Reproduce each line of the listing exactly.

PROVIDED DATA –
************

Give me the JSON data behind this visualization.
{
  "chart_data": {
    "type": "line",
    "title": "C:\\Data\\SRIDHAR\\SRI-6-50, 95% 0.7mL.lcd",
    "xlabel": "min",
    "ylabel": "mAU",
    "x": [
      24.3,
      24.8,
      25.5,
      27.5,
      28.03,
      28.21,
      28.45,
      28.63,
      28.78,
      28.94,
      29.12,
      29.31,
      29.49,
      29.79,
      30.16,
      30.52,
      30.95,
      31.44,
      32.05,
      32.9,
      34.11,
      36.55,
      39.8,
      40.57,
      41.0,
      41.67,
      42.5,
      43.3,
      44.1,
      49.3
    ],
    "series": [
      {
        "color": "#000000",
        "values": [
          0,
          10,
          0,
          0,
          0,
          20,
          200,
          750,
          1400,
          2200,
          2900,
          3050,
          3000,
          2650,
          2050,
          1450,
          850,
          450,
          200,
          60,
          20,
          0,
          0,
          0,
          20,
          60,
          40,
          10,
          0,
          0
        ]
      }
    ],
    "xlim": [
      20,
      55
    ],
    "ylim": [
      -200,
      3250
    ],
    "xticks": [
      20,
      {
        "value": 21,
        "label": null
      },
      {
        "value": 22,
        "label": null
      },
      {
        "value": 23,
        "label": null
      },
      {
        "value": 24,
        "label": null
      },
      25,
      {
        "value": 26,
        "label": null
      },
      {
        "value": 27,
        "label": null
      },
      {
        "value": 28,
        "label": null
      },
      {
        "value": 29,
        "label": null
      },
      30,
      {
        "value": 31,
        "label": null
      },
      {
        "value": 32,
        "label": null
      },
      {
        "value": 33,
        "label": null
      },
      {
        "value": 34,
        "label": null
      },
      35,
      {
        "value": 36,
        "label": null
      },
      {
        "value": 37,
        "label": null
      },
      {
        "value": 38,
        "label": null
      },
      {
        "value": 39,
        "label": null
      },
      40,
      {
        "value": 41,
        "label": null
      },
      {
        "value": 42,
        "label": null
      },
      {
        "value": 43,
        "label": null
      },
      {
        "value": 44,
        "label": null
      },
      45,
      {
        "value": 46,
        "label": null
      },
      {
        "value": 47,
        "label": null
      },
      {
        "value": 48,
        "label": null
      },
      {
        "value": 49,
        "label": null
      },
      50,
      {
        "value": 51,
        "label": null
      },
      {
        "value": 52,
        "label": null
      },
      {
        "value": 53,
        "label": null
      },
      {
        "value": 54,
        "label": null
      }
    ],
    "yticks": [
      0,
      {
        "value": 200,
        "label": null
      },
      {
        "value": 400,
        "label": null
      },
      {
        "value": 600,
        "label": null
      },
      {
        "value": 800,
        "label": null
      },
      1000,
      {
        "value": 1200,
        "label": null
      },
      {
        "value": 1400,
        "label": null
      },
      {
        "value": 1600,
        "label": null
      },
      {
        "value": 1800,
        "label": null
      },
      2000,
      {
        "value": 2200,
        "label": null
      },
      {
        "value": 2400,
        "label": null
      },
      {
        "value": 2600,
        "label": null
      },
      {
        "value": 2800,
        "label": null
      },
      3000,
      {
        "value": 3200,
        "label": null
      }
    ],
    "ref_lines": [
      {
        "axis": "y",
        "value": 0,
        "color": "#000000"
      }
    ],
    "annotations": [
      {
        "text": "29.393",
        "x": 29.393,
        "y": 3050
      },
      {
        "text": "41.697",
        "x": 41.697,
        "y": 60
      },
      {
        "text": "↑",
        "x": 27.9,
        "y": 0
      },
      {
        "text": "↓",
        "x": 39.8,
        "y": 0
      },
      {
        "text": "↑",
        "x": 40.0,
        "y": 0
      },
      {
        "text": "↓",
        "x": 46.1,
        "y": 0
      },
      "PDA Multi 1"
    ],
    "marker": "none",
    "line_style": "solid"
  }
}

************

WORKED SOLUTION –
Give me the JSON data behind this visualization.
{
  "chart_data": {
    "type": "line",
    "title": "C:\\Data\\SRIDHAR\\SRI-6-50, 95% 0.7mL.lcd",
    "xlabel": "min",
    "ylabel": "mAU",
    "x": [
      24.3,
      24.8,
      25.5,
      27.5,
      28.03,
      28.21,
      28.45,
      28.63,
      28.78,
      28.94,
      29.12,
      29.31,
      29.49,
      29.79,
      30.16,
      30.52,
      30.95,
      31.44,
      32.05,
      32.9,
      34.11,
      36.55,
      39.8,
      40.57,
      41.0,
      41.67,
      42.5,
      43.3,
      44.1,
      49.3
    ],
    "series": [
      {
        "color": "#000000",
        "values": [
          0,
          10,
          0,
          0,
          0,
          20,
          200,
          750,
          1400,
          2200,
          2900,
          3050,
          3000,
          2650,
          2050,
          1450,
          850,
          450,
          200,
          60,
          20,
          0,
          0,
          0,
          20,
          60,
          40,
          10,
          0,
          0
        ]
      }
    ],
    "xlim": [
      20,
      55
    ],
    "ylim": [
      -200,
      3250
    ],
    "xticks": [
      20,
      {
        "value": 21,
        "label": null
      },
      {
        "value": 22,
        "label": null
      },
      {
        "value": 23,
        "label": null
      },
      {
        "value": 24,
        "label": null
      },
      25,
      {
        "value": 26,
        "label": null
      },
      {
        "value": 27,
        "label": null
      },
      {
        "value": 28,
        "label": null
      },
      {
        "value": 29,
        "label": null
      },
      30,
      {
        "value": 31,
        "label": null
      },
      {
        "value": 32,
        "label": null
      },
      {
        "value": 33,
        "label": null
      },
      {
        "value": 34,
        "label": null
      },
      35,
      {
        "value": 36,
        "label": null
      },
      {
        "value": 37,
        "label": null
      },
      {
        "value": 38,
        "label": null
      },
      {
        "value": 39,
        "label": null
      },
      40,
      {
        "value": 41,
        "label": null
      },
      {
        "value": 42,
        "label": null
      },
      {
        "value": 43,
        "label": null
      },
      {
        "value": 44,
        "label": null
      },
      45,
      {
        "value": 46,
        "label": null
      },
      {
        "value": 47,
        "label": null
      },
      {
        "value": 48,
        "label": null
      },
      {
        "value": 49,
        "label": null
      },
      50,
      {
        "value": 51,
        "label": null
      },
      {
        "value": 52,
        "label": null
      },
      {
        "value": 53,
        "label": null
      },
      {
        "value": 54,
        "label": null
      }
    ],
    "yticks": [
      0,
      {
        "value": 200,
        "label": null
      },
      {
        "value": 400,
        "label": null
      },
      {
        "value": 600,
        "label": null
      },
      {
        "value": 800,
        "label": null
      },
      1000,
      {
        "value": 1200,
        "label": null
      },
      {
        "value": 1400,
        "label": null
      },
      {
        "value": 1600,
        "label": null
      },
      {
        "value": 1800,
        "label": null
      },
      2000,
      {
        "value": 2200,
        "label": null
      },
      {
        "value": 2400,
        "label": null
      },
      {
        "value": 2600,
        "label": null
      },
      {
        "value": 2800,
        "label": null
      },
      3000,
      {
        "value": 3200,
        "label": null
      }
    ],
    "ref_lines": [
      {
        "axis": "y",
        "value": 0,
        "color": "#000000"
      }
    ],
    "annotations": [
      {
        "text": "29.393",
        "x": 29.393,
        "y": 3050
      },
      {
        "text": "41.697",
        "x": 41.697,
        "y": 60
      },
      {
        "text": "↑",
        "x": 27.9,
        "y": 0
      },
      {
        "text": "↓",
        "x": 39.8,
        "y": 0
      },
      {
        "text": "↑",
        "x": 40.0,
        "y": 0
      },
      {
        "text": "↓",
        "x": 46.1,
        "y": 0
      },
      "PDA Multi 1"
    ],
    "marker": "none",
    "line_style": "solid"
  }
}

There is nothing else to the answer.